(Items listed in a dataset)
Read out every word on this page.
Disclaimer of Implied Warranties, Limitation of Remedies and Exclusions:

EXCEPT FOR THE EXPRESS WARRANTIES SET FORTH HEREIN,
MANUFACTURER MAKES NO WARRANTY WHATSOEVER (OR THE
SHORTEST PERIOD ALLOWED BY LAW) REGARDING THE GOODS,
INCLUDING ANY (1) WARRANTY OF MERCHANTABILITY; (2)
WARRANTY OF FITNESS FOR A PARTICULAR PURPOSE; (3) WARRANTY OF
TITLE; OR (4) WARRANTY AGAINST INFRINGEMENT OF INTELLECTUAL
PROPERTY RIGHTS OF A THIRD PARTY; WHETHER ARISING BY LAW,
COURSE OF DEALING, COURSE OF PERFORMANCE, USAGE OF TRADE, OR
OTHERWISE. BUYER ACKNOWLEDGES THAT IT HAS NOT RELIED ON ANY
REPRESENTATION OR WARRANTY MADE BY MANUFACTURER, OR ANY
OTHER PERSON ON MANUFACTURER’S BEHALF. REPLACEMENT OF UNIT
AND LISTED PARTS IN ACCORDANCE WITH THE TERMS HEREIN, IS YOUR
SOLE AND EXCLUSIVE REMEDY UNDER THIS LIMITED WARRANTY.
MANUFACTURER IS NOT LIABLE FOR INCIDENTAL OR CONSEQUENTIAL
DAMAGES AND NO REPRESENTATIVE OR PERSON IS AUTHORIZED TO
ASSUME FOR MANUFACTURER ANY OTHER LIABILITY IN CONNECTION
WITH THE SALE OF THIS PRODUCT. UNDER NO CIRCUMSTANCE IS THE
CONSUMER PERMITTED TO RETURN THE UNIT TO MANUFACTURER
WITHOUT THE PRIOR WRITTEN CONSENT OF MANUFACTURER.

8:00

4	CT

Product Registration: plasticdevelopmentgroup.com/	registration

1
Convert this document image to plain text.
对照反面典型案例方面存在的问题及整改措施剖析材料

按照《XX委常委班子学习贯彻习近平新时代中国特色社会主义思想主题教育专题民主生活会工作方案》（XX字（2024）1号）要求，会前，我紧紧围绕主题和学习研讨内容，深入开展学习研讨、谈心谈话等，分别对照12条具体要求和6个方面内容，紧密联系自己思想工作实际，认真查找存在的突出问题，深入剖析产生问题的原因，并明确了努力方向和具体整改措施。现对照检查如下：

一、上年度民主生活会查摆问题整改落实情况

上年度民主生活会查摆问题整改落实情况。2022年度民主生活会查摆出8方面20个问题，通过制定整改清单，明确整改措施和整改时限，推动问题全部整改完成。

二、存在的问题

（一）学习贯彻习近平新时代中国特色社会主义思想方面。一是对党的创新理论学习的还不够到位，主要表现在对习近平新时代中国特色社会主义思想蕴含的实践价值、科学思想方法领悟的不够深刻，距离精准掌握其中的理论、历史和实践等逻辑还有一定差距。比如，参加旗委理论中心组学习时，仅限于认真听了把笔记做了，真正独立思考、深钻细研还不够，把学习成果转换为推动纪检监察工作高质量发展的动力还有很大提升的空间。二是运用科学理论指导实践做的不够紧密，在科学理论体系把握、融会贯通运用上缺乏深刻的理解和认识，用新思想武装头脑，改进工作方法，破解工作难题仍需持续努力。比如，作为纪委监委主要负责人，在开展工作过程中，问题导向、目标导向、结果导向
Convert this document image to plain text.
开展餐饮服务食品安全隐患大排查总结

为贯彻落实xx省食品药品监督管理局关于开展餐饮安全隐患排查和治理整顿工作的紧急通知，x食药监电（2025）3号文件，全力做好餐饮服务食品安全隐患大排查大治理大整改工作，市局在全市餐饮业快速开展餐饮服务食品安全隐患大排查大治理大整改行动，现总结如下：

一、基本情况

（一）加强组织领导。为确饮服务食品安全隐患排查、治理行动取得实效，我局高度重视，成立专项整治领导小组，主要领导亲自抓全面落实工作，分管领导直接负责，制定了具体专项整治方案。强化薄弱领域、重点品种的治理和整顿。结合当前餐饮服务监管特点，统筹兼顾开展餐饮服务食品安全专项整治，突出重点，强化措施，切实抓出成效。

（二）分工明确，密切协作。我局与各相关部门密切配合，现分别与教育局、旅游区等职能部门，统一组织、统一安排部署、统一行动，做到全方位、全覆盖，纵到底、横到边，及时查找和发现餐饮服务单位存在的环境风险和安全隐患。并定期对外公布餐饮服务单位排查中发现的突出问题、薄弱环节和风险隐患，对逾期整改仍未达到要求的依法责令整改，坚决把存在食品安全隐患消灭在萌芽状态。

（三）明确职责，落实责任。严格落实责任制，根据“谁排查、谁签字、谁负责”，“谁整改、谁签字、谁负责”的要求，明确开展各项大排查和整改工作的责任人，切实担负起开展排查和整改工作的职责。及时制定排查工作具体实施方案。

▶ _Short problem_: Copy all the records above precisely.

▶ _Output of the task_:
Read out every word on this page.
Disclaimer of Implied Warranties, Limitation of Remedies and Exclusions:

EXCEPT FOR THE EXPRESS WARRANTIES SET FORTH HEREIN,
MANUFACTURER MAKES NO WARRANTY WHATSOEVER (OR THE
SHORTEST PERIOD ALLOWED BY LAW) REGARDING THE GOODS,
INCLUDING ANY (1) WARRANTY OF MERCHANTABILITY; (2)
WARRANTY OF FITNESS FOR A PARTICULAR PURPOSE; (3) WARRANTY OF
TITLE; OR (4) WARRANTY AGAINST INFRINGEMENT OF INTELLECTUAL
PROPERTY RIGHTS OF A THIRD PARTY; WHETHER ARISING BY LAW,
COURSE OF DEALING, COURSE OF PERFORMANCE, USAGE OF TRADE, OR
OTHERWISE. BUYER ACKNOWLEDGES THAT IT HAS NOT RELIED ON ANY
REPRESENTATION OR WARRANTY MADE BY MANUFACTURER, OR ANY
OTHER PERSON ON MANUFACTURER’S BEHALF. REPLACEMENT OF UNIT
AND LISTED PARTS IN ACCORDANCE WITH THE TERMS HEREIN, IS YOUR
SOLE AND EXCLUSIVE REMEDY UNDER THIS LIMITED WARRANTY.
MANUFACTURER IS NOT LIABLE FOR INCIDENTAL OR CONSEQUENTIAL
DAMAGES AND NO REPRESENTATIVE OR PERSON IS AUTHORIZED TO
ASSUME FOR MANUFACTURER ANY OTHER LIABILITY IN CONNECTION
WITH THE SALE OF THIS PRODUCT. UNDER NO CIRCUMSTANCE IS THE
CONSUMER PERMITTED TO RETURN THE UNIT TO MANUFACTURER
WITHOUT THE PRIOR WRITTEN CONSENT OF MANUFACTURER.

8:00

4	CT

Product Registration: plasticdevelopmentgroup.com/	registration

1
Convert this document image to plain text.
对照反面典型案例方面存在的问题及整改措施剖析材料

按照《XX委常委班子学习贯彻习近平新时代中国特色社会主义思想主题教育专题民主生活会工作方案》（XX字（2024）1号）要求，会前，我紧紧围绕主题和学习研讨内容，深入开展学习研讨、谈心谈话等，分别对照12条具体要求和6个方面内容，紧密联系自己思想工作实际，认真查找存在的突出问题，深入剖析产生问题的原因，并明确了努力方向和具体整改措施。现对照检查如下：

一、上年度民主生活会查摆问题整改落实情况

上年度民主生活会查摆问题整改落实情况。2022年度民主生活会查摆出8方面20个问题，通过制定整改清单，明确整改措施和整改时限，推动问题全部整改完成。

二、存在的问题

（一）学习贯彻习近平新时代中国特色社会主义思想方面。一是对党的创新理论学习的还不够到位，主要表现在对习近平新时代中国特色社会主义思想蕴含的实践价值、科学思想方法领悟的不够深刻，距离精准掌握其中的理论、历史和实践等逻辑还有一定差距。比如，参加旗委理论中心组学习时，仅限于认真听了把笔记做了，真正独立思考、深钻细研还不够，把学习成果转换为推动纪检监察工作高质量发展的动力还有很大提升的空间。二是运用科学理论指导实践做的不够紧密，在科学理论体系把握、融会贯通运用上缺乏深刻的理解和认识，用新思想武装头脑，改进工作方法，破解工作难题仍需持续努力。比如，作为纪委监委主要负责人，在开展工作过程中，问题导向、目标导向、结果导向
Convert this document image to plain text.
开展餐饮服务食品安全隐患大排查总结

为贯彻落实xx省食品药品监督管理局关于开展餐饮安全隐患排查和治理整顿工作的紧急通知，x食药监电（2025）3号文件，全力做好餐饮服务食品安全隐患大排查大治理大整改工作，市局在全市餐饮业快速开展餐饮服务食品安全隐患大排查大治理大整改行动，现总结如下：

一、基本情况

（一）加强组织领导。为确饮服务食品安全隐患排查、治理行动取得实效，我局高度重视，成立专项整治领导小组，主要领导亲自抓全面落实工作，分管领导直接负责，制定了具体专项整治方案。强化薄弱领域、重点品种的治理和整顿。结合当前餐饮服务监管特点，统筹兼顾开展餐饮服务食品安全专项整治，突出重点，强化措施，切实抓出成效。

（二）分工明确，密切协作。我局与各相关部门密切配合，现分别与教育局、旅游区等职能部门，统一组织、统一安排部署、统一行动，做到全方位、全覆盖，纵到底、横到边，及时查找和发现餐饮服务单位存在的环境风险和安全隐患。并定期对外公布餐饮服务单位排查中发现的突出问题、薄弱环节和风险隐患，对逾期整改仍未达到要求的依法责令整改，坚决把存在食品安全隐患消灭在萌芽状态。

（三）明确职责，落实责任。严格落实责任制，根据“谁排查、谁签字、谁负责”，“谁整改、谁签字、谁负责”的要求，明确开展各项大排查和整改工作的责任人，切实担负起开展排查和整改工作的职责。及时制定排查工作具体实施方案。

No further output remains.